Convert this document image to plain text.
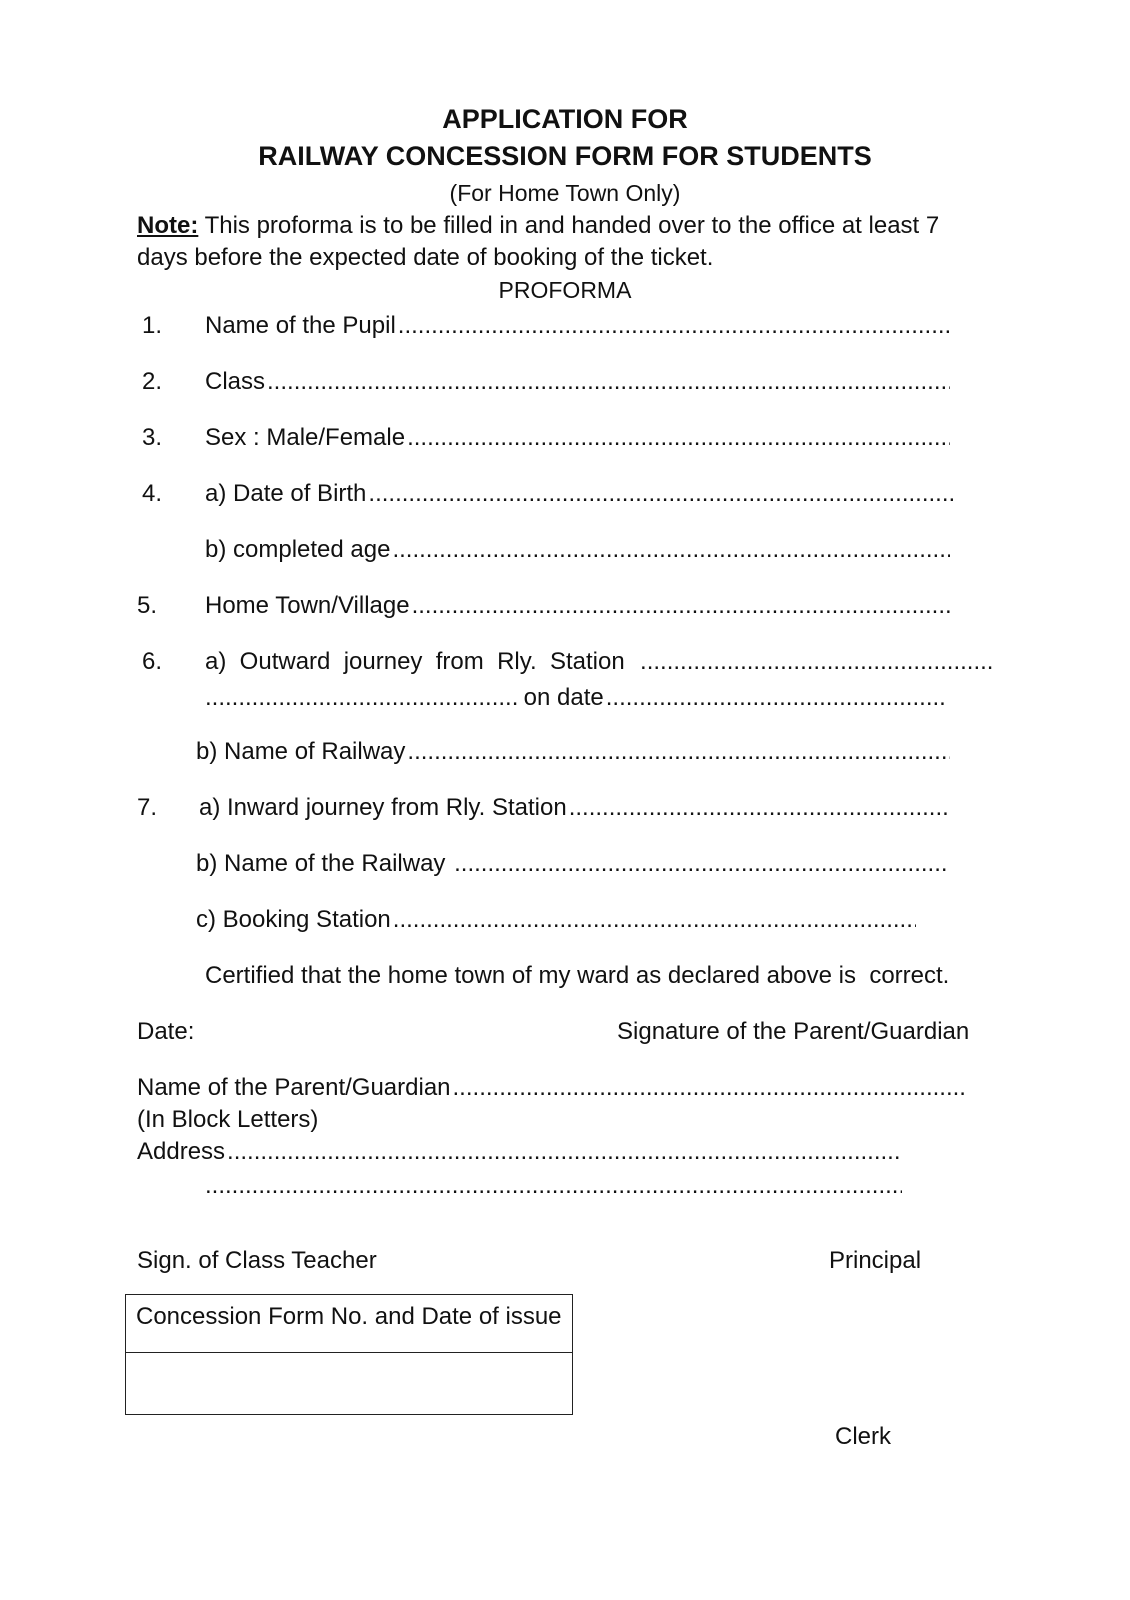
APPLICATION FOR
RAILWAY CONCESSION FORM FOR STUDENTS
(For Home Town Only)
Note: This proforma is to be filled in and handed over to the office at least 7
days before the expected date of booking of the ticket.
PROFORMA
1. Name of the Pupil
.....
2. Class
.....
3. Sex : Male/Female
.....
4. a) Date of Birth
.....
b) completed age
.....
5. Home Town/Village
.....
6. a)  Outward  journey  from  Rly.  Station
.....
.....
on date
.....
b) Name of Railway
.....
7. a) Inward journey from Rly. Station
.....
b) Name of the Railway
.....
c) Booking Station
.....
Certified that the home town of my ward as declared above is  correct.
Date:	Signature of the Parent/Guardian
Name of the Parent/Guardian
.....
(In Block Letters)
Address
.....
.....
Sign. of Class Teacher	Principal
Concession Form No. and Date of issue
Clerk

> [Work required] Leave out the pictures and print every line of the data exactly.

> [Written response]
Convert this document image to plain text.
APPLICATION FOR
RAILWAY CONCESSION FORM FOR STUDENTS
(For Home Town Only)
Note: This proforma is to be filled in and handed over to the office at least 7
days before the expected date of booking of the ticket.
PROFORMA
1. Name of the Pupil
.....
2. Class
.....
3. Sex : Male/Female
.....
4. a) Date of Birth
.....
b) completed age
.....
5. Home Town/Village
.....
6. a)  Outward  journey  from  Rly.  Station
.....
.....
on date
.....
b) Name of Railway
.....
7. a) Inward journey from Rly. Station
.....
b) Name of the Railway
.....
c) Booking Station
.....
Certified that the home town of my ward as declared above is  correct.
Date:	Signature of the Parent/Guardian
Name of the Parent/Guardian
.....
(In Block Letters)
Address
.....
.....
Sign. of Class Teacher	Principal
Concession Form No. and Date of issue
Clerk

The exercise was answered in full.